Record set:
(begin)

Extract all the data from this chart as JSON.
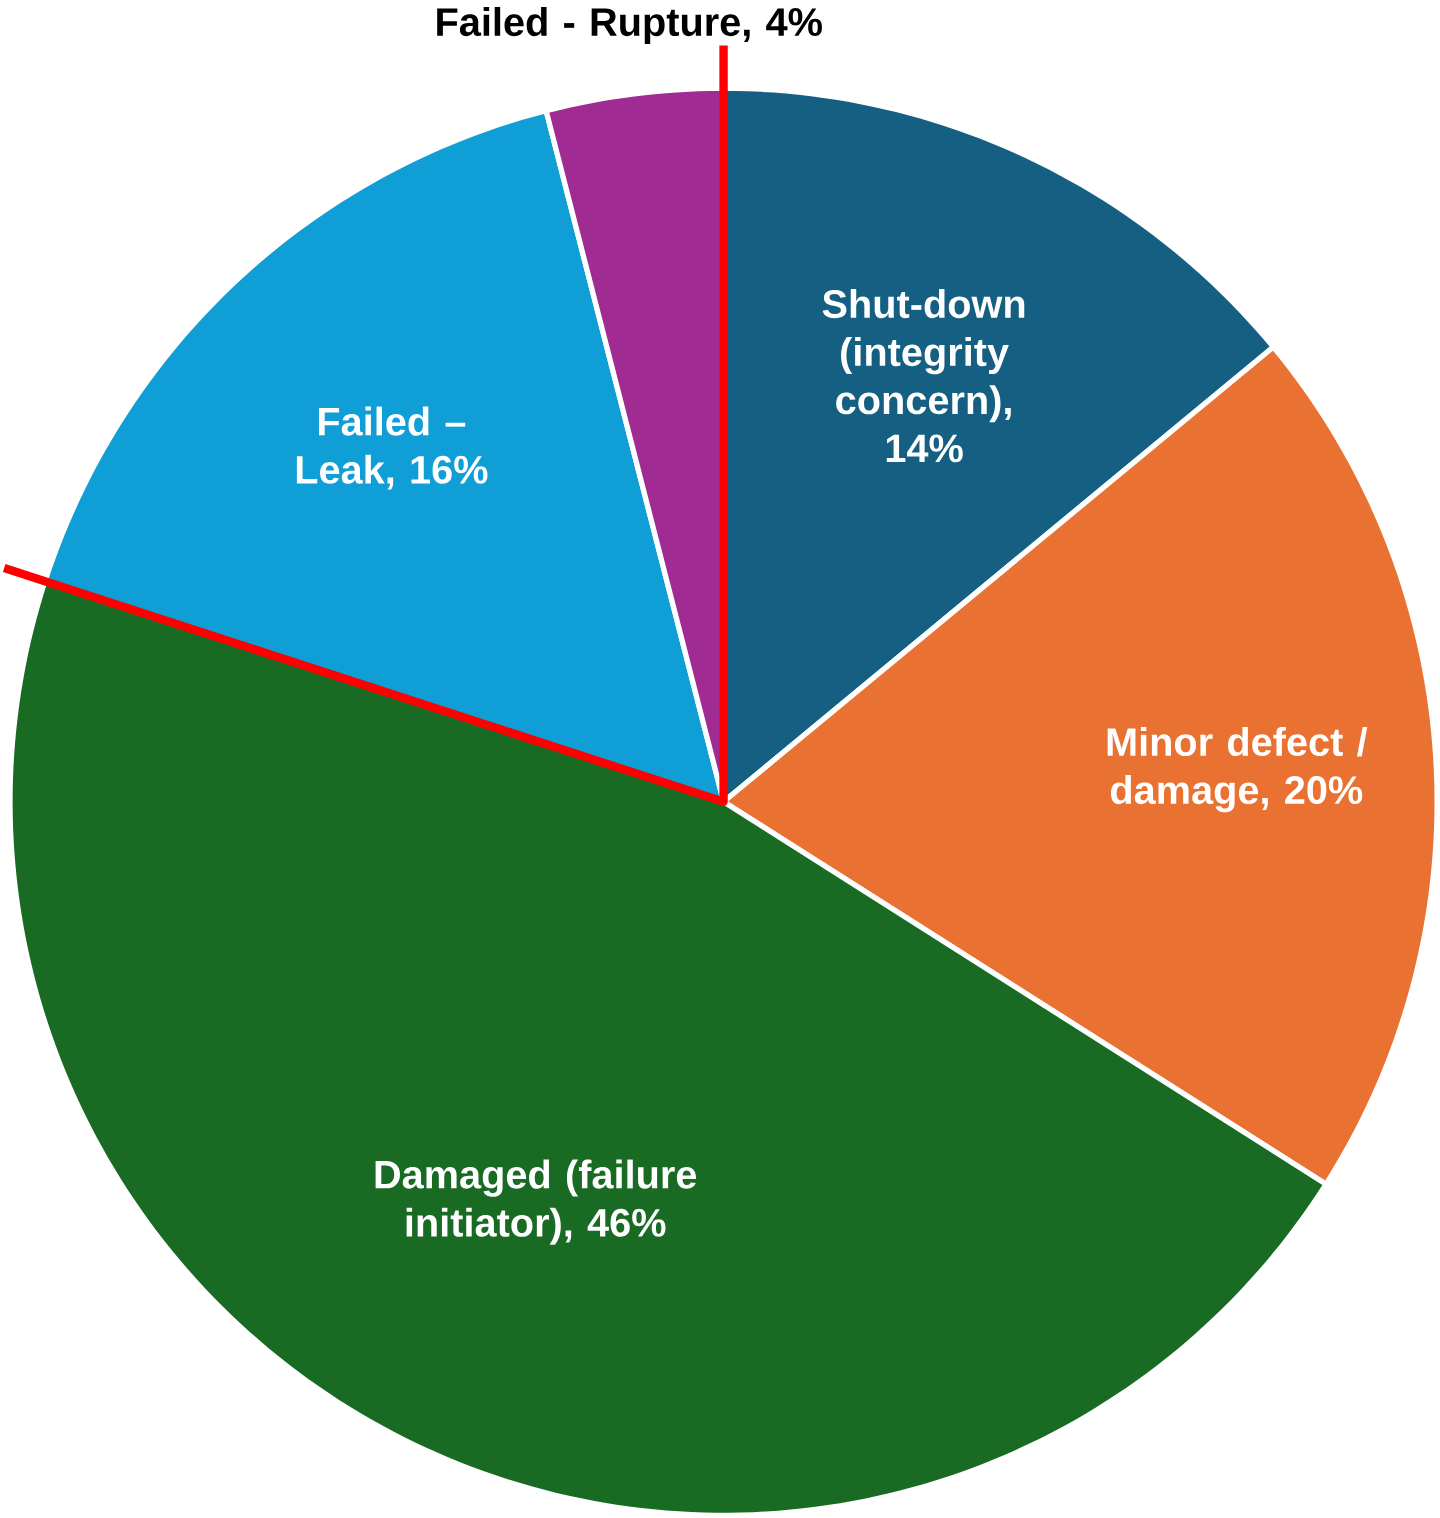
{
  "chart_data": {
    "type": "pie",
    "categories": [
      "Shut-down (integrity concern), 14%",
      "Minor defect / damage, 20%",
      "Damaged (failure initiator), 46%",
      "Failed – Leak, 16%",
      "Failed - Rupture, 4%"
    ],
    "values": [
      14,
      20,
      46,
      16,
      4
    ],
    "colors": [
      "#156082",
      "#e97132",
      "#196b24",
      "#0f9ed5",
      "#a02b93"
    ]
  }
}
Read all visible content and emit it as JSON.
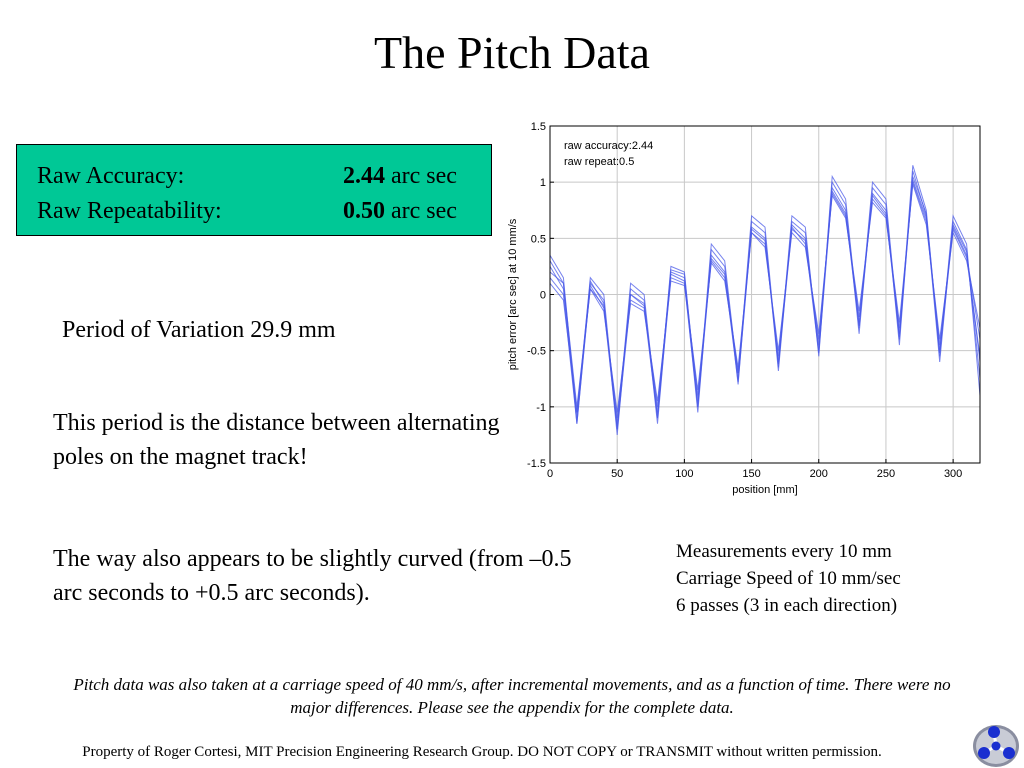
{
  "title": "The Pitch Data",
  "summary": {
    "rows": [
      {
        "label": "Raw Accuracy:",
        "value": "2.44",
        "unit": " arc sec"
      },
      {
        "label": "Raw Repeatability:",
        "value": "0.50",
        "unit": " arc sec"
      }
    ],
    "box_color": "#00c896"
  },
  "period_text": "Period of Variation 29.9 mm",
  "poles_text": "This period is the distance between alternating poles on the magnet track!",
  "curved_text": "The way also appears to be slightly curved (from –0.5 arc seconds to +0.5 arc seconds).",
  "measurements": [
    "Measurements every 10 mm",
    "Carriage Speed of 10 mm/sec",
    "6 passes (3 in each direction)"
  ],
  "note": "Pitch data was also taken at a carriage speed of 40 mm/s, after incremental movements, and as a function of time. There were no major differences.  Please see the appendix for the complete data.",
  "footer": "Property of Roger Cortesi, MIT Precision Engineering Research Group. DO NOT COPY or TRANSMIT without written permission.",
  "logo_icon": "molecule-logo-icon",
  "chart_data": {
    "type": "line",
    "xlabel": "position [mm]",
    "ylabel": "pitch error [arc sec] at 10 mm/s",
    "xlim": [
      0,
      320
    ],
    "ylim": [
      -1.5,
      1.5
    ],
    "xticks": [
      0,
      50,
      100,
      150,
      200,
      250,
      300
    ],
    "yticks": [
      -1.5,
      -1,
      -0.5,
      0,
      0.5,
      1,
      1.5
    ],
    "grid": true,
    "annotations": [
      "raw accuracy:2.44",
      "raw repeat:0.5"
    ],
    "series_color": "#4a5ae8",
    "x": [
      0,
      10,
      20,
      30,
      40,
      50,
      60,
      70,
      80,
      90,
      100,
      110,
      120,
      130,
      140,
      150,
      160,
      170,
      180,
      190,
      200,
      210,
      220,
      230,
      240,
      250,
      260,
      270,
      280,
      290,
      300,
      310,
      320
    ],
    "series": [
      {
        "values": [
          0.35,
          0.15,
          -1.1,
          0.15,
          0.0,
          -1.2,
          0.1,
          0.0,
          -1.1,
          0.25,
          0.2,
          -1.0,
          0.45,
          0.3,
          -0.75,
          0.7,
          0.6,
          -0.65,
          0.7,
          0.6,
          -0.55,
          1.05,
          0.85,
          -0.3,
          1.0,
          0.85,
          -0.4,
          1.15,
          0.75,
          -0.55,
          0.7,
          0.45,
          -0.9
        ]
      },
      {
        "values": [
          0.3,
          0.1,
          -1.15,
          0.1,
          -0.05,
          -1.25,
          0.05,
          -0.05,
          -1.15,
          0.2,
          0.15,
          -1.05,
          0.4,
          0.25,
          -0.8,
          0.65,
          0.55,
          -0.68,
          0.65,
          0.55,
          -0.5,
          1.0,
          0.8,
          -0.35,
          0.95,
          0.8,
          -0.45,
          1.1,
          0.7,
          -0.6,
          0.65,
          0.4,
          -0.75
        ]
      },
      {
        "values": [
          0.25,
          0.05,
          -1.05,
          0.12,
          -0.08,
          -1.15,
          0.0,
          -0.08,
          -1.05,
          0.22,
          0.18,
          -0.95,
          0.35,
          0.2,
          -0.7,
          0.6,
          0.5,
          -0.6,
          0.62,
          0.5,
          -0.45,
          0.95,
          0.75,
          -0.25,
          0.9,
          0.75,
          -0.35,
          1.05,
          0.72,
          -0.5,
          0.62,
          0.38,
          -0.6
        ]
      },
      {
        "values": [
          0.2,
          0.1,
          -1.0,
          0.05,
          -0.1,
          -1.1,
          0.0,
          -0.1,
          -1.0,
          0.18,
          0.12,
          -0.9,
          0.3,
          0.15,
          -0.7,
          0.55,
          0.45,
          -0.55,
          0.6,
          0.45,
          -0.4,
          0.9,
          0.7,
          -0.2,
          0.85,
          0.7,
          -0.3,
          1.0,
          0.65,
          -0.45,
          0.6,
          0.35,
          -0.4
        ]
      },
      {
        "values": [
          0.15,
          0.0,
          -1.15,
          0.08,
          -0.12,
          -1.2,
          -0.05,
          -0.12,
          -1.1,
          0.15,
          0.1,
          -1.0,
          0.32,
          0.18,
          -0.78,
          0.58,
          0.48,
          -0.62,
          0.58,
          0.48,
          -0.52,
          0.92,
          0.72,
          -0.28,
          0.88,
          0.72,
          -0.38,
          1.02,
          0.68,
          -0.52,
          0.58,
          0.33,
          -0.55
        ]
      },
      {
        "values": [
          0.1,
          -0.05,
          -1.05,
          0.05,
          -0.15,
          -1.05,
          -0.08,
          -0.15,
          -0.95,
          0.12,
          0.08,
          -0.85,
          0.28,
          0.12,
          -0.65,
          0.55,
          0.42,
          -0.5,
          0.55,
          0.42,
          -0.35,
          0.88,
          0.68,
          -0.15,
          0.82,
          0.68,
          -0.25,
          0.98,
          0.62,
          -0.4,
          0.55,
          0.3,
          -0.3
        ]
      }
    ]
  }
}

(end)

Given instruction:
Retype each record exactly as it stands, but do not include the pictures.

Written response:
Extract all the data from this chart as JSON.
{
  "chart_data": {
    "type": "pie",
    "categories": [
      "Shut-down (integrity concern), 14%",
      "Minor defect / damage, 20%",
      "Damaged (failure initiator), 46%",
      "Failed – Leak, 16%",
      "Failed - Rupture, 4%"
    ],
    "values": [
      14,
      20,
      46,
      16,
      4
    ],
    "colors": [
      "#156082",
      "#e97132",
      "#196b24",
      "#0f9ed5",
      "#a02b93"
    ]
  }
}
Read all visible content and emit it as JSON.
{
  "title": "The Pitch Data",
  "summary": {
    "rows": [
      {
        "label": "Raw Accuracy:",
        "value": "2.44",
        "unit": " arc sec"
      },
      {
        "label": "Raw Repeatability:",
        "value": "0.50",
        "unit": " arc sec"
      }
    ],
    "box_color": "#00c896"
  },
  "period_text": "Period of Variation 29.9 mm",
  "poles_text": "This period is the distance between alternating poles on the magnet track!",
  "curved_text": "The way also appears to be slightly curved (from –0.5 arc seconds to +0.5 arc seconds).",
  "measurements": [
    "Measurements every 10 mm",
    "Carriage Speed of 10 mm/sec",
    "6 passes (3 in each direction)"
  ],
  "note": "Pitch data was also taken at a carriage speed of 40 mm/s, after incremental movements, and as a function of time. There were no major differences.  Please see the appendix for the complete data.",
  "footer": "Property of Roger Cortesi, MIT Precision Engineering Research Group. DO NOT COPY or TRANSMIT without written permission.",
  "logo_icon": "molecule-logo-icon",
  "chart_data": {
    "type": "line",
    "xlabel": "position [mm]",
    "ylabel": "pitch error [arc sec] at 10 mm/s",
    "xlim": [
      0,
      320
    ],
    "ylim": [
      -1.5,
      1.5
    ],
    "xticks": [
      0,
      50,
      100,
      150,
      200,
      250,
      300
    ],
    "yticks": [
      -1.5,
      -1,
      -0.5,
      0,
      0.5,
      1,
      1.5
    ],
    "grid": true,
    "annotations": [
      "raw accuracy:2.44",
      "raw repeat:0.5"
    ],
    "series_color": "#4a5ae8",
    "x": [
      0,
      10,
      20,
      30,
      40,
      50,
      60,
      70,
      80,
      90,
      100,
      110,
      120,
      130,
      140,
      150,
      160,
      170,
      180,
      190,
      200,
      210,
      220,
      230,
      240,
      250,
      260,
      270,
      280,
      290,
      300,
      310,
      320
    ],
    "series": [
      {
        "values": [
          0.35,
          0.15,
          -1.1,
          0.15,
          0.0,
          -1.2,
          0.1,
          0.0,
          -1.1,
          0.25,
          0.2,
          -1.0,
          0.45,
          0.3,
          -0.75,
          0.7,
          0.6,
          -0.65,
          0.7,
          0.6,
          -0.55,
          1.05,
          0.85,
          -0.3,
          1.0,
          0.85,
          -0.4,
          1.15,
          0.75,
          -0.55,
          0.7,
          0.45,
          -0.9
        ]
      },
      {
        "values": [
          0.3,
          0.1,
          -1.15,
          0.1,
          -0.05,
          -1.25,
          0.05,
          -0.05,
          -1.15,
          0.2,
          0.15,
          -1.05,
          0.4,
          0.25,
          -0.8,
          0.65,
          0.55,
          -0.68,
          0.65,
          0.55,
          -0.5,
          1.0,
          0.8,
          -0.35,
          0.95,
          0.8,
          -0.45,
          1.1,
          0.7,
          -0.6,
          0.65,
          0.4,
          -0.75
        ]
      },
      {
        "values": [
          0.25,
          0.05,
          -1.05,
          0.12,
          -0.08,
          -1.15,
          0.0,
          -0.08,
          -1.05,
          0.22,
          0.18,
          -0.95,
          0.35,
          0.2,
          -0.7,
          0.6,
          0.5,
          -0.6,
          0.62,
          0.5,
          -0.45,
          0.95,
          0.75,
          -0.25,
          0.9,
          0.75,
          -0.35,
          1.05,
          0.72,
          -0.5,
          0.62,
          0.38,
          -0.6
        ]
      },
      {
        "values": [
          0.2,
          0.1,
          -1.0,
          0.05,
          -0.1,
          -1.1,
          0.0,
          -0.1,
          -1.0,
          0.18,
          0.12,
          -0.9,
          0.3,
          0.15,
          -0.7,
          0.55,
          0.45,
          -0.55,
          0.6,
          0.45,
          -0.4,
          0.9,
          0.7,
          -0.2,
          0.85,
          0.7,
          -0.3,
          1.0,
          0.65,
          -0.45,
          0.6,
          0.35,
          -0.4
        ]
      },
      {
        "values": [
          0.15,
          0.0,
          -1.15,
          0.08,
          -0.12,
          -1.2,
          -0.05,
          -0.12,
          -1.1,
          0.15,
          0.1,
          -1.0,
          0.32,
          0.18,
          -0.78,
          0.58,
          0.48,
          -0.62,
          0.58,
          0.48,
          -0.52,
          0.92,
          0.72,
          -0.28,
          0.88,
          0.72,
          -0.38,
          1.02,
          0.68,
          -0.52,
          0.58,
          0.33,
          -0.55
        ]
      },
      {
        "values": [
          0.1,
          -0.05,
          -1.05,
          0.05,
          -0.15,
          -1.05,
          -0.08,
          -0.15,
          -0.95,
          0.12,
          0.08,
          -0.85,
          0.28,
          0.12,
          -0.65,
          0.55,
          0.42,
          -0.5,
          0.55,
          0.42,
          -0.35,
          0.88,
          0.68,
          -0.15,
          0.82,
          0.68,
          -0.25,
          0.98,
          0.62,
          -0.4,
          0.55,
          0.3,
          -0.3
        ]
      }
    ]
  }
}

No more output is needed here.